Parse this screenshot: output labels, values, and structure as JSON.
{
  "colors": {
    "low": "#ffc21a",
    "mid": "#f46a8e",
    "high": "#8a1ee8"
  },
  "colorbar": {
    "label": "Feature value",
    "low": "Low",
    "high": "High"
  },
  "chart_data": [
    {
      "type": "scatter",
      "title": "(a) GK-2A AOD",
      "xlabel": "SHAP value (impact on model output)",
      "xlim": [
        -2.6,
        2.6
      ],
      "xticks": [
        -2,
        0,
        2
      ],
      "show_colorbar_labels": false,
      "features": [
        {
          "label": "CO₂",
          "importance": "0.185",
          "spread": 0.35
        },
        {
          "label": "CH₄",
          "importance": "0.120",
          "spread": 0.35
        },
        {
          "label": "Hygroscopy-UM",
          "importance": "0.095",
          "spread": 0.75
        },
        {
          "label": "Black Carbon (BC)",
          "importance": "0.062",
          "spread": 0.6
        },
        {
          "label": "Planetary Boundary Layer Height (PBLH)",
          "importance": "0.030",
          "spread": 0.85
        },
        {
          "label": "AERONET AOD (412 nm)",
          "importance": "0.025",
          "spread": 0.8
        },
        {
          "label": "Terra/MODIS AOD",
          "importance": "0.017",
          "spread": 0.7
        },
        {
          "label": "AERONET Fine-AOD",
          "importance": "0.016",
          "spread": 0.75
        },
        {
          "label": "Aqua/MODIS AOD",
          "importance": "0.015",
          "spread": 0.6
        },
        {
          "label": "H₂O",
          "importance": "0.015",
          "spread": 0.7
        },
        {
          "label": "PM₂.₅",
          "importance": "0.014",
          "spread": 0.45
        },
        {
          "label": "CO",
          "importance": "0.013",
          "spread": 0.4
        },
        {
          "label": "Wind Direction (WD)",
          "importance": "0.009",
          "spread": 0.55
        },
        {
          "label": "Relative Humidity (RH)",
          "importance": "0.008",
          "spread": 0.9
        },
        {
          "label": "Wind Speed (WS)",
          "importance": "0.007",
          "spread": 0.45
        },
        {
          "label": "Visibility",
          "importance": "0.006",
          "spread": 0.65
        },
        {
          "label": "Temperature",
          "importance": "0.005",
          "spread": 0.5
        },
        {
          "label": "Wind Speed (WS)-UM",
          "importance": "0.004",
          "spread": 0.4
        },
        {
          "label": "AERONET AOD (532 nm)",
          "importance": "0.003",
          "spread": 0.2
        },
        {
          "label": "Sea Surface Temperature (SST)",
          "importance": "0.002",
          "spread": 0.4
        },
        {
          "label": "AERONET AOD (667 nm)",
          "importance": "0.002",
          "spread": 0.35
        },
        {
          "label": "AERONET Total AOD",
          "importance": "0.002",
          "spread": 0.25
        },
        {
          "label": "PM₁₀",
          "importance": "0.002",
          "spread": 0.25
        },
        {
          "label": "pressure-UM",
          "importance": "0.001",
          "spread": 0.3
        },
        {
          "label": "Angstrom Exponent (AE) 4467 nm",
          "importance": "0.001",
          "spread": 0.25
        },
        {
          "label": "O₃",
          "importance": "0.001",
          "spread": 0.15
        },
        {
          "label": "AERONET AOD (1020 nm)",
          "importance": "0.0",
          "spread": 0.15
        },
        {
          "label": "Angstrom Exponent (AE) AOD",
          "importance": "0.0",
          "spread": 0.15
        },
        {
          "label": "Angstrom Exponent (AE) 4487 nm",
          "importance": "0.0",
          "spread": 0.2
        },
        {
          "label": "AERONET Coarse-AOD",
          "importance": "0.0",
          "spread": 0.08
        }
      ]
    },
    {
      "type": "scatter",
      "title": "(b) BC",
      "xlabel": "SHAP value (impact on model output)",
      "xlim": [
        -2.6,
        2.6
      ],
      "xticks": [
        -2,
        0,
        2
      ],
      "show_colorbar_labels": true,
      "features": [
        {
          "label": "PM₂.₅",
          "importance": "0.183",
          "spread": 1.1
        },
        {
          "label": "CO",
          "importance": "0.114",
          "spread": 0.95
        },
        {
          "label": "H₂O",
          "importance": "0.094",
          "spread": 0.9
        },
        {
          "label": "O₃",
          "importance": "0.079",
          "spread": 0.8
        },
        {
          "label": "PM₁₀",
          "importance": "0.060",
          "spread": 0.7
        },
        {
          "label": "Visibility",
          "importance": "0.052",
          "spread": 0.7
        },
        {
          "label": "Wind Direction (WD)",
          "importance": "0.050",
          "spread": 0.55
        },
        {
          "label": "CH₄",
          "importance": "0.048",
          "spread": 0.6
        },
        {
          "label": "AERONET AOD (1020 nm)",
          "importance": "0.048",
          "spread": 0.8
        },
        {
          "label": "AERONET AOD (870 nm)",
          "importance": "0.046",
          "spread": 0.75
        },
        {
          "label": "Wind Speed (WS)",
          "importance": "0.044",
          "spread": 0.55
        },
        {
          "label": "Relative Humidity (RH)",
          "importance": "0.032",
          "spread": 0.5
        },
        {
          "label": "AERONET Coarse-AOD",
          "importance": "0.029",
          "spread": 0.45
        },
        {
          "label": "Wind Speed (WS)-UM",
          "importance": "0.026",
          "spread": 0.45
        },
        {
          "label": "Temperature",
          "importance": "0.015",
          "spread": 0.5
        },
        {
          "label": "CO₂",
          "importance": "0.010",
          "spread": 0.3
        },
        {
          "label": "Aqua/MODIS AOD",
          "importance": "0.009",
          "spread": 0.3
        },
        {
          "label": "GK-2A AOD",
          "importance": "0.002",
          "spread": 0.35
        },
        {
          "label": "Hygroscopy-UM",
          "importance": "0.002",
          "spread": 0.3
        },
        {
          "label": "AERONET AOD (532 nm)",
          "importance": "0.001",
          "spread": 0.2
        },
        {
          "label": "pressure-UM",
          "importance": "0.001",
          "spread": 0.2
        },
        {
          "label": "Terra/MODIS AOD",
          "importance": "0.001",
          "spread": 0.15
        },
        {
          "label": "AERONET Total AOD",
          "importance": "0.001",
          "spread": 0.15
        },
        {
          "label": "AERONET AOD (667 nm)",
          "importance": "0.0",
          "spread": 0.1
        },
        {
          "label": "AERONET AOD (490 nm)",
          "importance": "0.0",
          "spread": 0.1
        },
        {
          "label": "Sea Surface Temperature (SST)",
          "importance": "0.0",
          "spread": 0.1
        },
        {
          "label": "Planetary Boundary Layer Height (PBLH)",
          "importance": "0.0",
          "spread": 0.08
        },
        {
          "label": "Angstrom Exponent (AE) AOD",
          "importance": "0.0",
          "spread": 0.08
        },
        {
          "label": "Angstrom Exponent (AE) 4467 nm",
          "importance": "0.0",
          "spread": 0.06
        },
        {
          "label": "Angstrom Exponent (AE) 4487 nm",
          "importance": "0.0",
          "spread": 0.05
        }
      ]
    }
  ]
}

━━━━━━

Repeat the material word for word, in full.

Parse this screenshot: output labels, values, and structure as JSON.
{
  "colors": {
    "low": "#ffc21a",
    "mid": "#f46a8e",
    "high": "#8a1ee8"
  },
  "colorbar": {
    "label": "Feature value",
    "low": "Low",
    "high": "High"
  },
  "chart_data": [
    {
      "type": "scatter",
      "title": "(a) GK-2A AOD",
      "xlabel": "SHAP value (impact on model output)",
      "xlim": [
        -2.6,
        2.6
      ],
      "xticks": [
        -2,
        0,
        2
      ],
      "show_colorbar_labels": false,
      "features": [
        {
          "label": "CO₂",
          "importance": "0.185",
          "spread": 0.35
        },
        {
          "label": "CH₄",
          "importance": "0.120",
          "spread": 0.35
        },
        {
          "label": "Hygroscopy-UM",
          "importance": "0.095",
          "spread": 0.75
        },
        {
          "label": "Black Carbon (BC)",
          "importance": "0.062",
          "spread": 0.6
        },
        {
          "label": "Planetary Boundary Layer Height (PBLH)",
          "importance": "0.030",
          "spread": 0.85
        },
        {
          "label": "AERONET AOD (412 nm)",
          "importance": "0.025",
          "spread": 0.8
        },
        {
          "label": "Terra/MODIS AOD",
          "importance": "0.017",
          "spread": 0.7
        },
        {
          "label": "AERONET Fine-AOD",
          "importance": "0.016",
          "spread": 0.75
        },
        {
          "label": "Aqua/MODIS AOD",
          "importance": "0.015",
          "spread": 0.6
        },
        {
          "label": "H₂O",
          "importance": "0.015",
          "spread": 0.7
        },
        {
          "label": "PM₂.₅",
          "importance": "0.014",
          "spread": 0.45
        },
        {
          "label": "CO",
          "importance": "0.013",
          "spread": 0.4
        },
        {
          "label": "Wind Direction (WD)",
          "importance": "0.009",
          "spread": 0.55
        },
        {
          "label": "Relative Humidity (RH)",
          "importance": "0.008",
          "spread": 0.9
        },
        {
          "label": "Wind Speed (WS)",
          "importance": "0.007",
          "spread": 0.45
        },
        {
          "label": "Visibility",
          "importance": "0.006",
          "spread": 0.65
        },
        {
          "label": "Temperature",
          "importance": "0.005",
          "spread": 0.5
        },
        {
          "label": "Wind Speed (WS)-UM",
          "importance": "0.004",
          "spread": 0.4
        },
        {
          "label": "AERONET AOD (532 nm)",
          "importance": "0.003",
          "spread": 0.2
        },
        {
          "label": "Sea Surface Temperature (SST)",
          "importance": "0.002",
          "spread": 0.4
        },
        {
          "label": "AERONET AOD (667 nm)",
          "importance": "0.002",
          "spread": 0.35
        },
        {
          "label": "AERONET Total AOD",
          "importance": "0.002",
          "spread": 0.25
        },
        {
          "label": "PM₁₀",
          "importance": "0.002",
          "spread": 0.25
        },
        {
          "label": "pressure-UM",
          "importance": "0.001",
          "spread": 0.3
        },
        {
          "label": "Angstrom Exponent (AE) 4467 nm",
          "importance": "0.001",
          "spread": 0.25
        },
        {
          "label": "O₃",
          "importance": "0.001",
          "spread": 0.15
        },
        {
          "label": "AERONET AOD (1020 nm)",
          "importance": "0.0",
          "spread": 0.15
        },
        {
          "label": "Angstrom Exponent (AE) AOD",
          "importance": "0.0",
          "spread": 0.15
        },
        {
          "label": "Angstrom Exponent (AE) 4487 nm",
          "importance": "0.0",
          "spread": 0.2
        },
        {
          "label": "AERONET Coarse-AOD",
          "importance": "0.0",
          "spread": 0.08
        }
      ]
    },
    {
      "type": "scatter",
      "title": "(b) BC",
      "xlabel": "SHAP value (impact on model output)",
      "xlim": [
        -2.6,
        2.6
      ],
      "xticks": [
        -2,
        0,
        2
      ],
      "show_colorbar_labels": true,
      "features": [
        {
          "label": "PM₂.₅",
          "importance": "0.183",
          "spread": 1.1
        },
        {
          "label": "CO",
          "importance": "0.114",
          "spread": 0.95
        },
        {
          "label": "H₂O",
          "importance": "0.094",
          "spread": 0.9
        },
        {
          "label": "O₃",
          "importance": "0.079",
          "spread": 0.8
        },
        {
          "label": "PM₁₀",
          "importance": "0.060",
          "spread": 0.7
        },
        {
          "label": "Visibility",
          "importance": "0.052",
          "spread": 0.7
        },
        {
          "label": "Wind Direction (WD)",
          "importance": "0.050",
          "spread": 0.55
        },
        {
          "label": "CH₄",
          "importance": "0.048",
          "spread": 0.6
        },
        {
          "label": "AERONET AOD (1020 nm)",
          "importance": "0.048",
          "spread": 0.8
        },
        {
          "label": "AERONET AOD (870 nm)",
          "importance": "0.046",
          "spread": 0.75
        },
        {
          "label": "Wind Speed (WS)",
          "importance": "0.044",
          "spread": 0.55
        },
        {
          "label": "Relative Humidity (RH)",
          "importance": "0.032",
          "spread": 0.5
        },
        {
          "label": "AERONET Coarse-AOD",
          "importance": "0.029",
          "spread": 0.45
        },
        {
          "label": "Wind Speed (WS)-UM",
          "importance": "0.026",
          "spread": 0.45
        },
        {
          "label": "Temperature",
          "importance": "0.015",
          "spread": 0.5
        },
        {
          "label": "CO₂",
          "importance": "0.010",
          "spread": 0.3
        },
        {
          "label": "Aqua/MODIS AOD",
          "importance": "0.009",
          "spread": 0.3
        },
        {
          "label": "GK-2A AOD",
          "importance": "0.002",
          "spread": 0.35
        },
        {
          "label": "Hygroscopy-UM",
          "importance": "0.002",
          "spread": 0.3
        },
        {
          "label": "AERONET AOD (532 nm)",
          "importance": "0.001",
          "spread": 0.2
        },
        {
          "label": "pressure-UM",
          "importance": "0.001",
          "spread": 0.2
        },
        {
          "label": "Terra/MODIS AOD",
          "importance": "0.001",
          "spread": 0.15
        },
        {
          "label": "AERONET Total AOD",
          "importance": "0.001",
          "spread": 0.15
        },
        {
          "label": "AERONET AOD (667 nm)",
          "importance": "0.0",
          "spread": 0.1
        },
        {
          "label": "AERONET AOD (490 nm)",
          "importance": "0.0",
          "spread": 0.1
        },
        {
          "label": "Sea Surface Temperature (SST)",
          "importance": "0.0",
          "spread": 0.1
        },
        {
          "label": "Planetary Boundary Layer Height (PBLH)",
          "importance": "0.0",
          "spread": 0.08
        },
        {
          "label": "Angstrom Exponent (AE) AOD",
          "importance": "0.0",
          "spread": 0.08
        },
        {
          "label": "Angstrom Exponent (AE) 4467 nm",
          "importance": "0.0",
          "spread": 0.06
        },
        {
          "label": "Angstrom Exponent (AE) 4487 nm",
          "importance": "0.0",
          "spread": 0.05
        }
      ]
    }
  ]
}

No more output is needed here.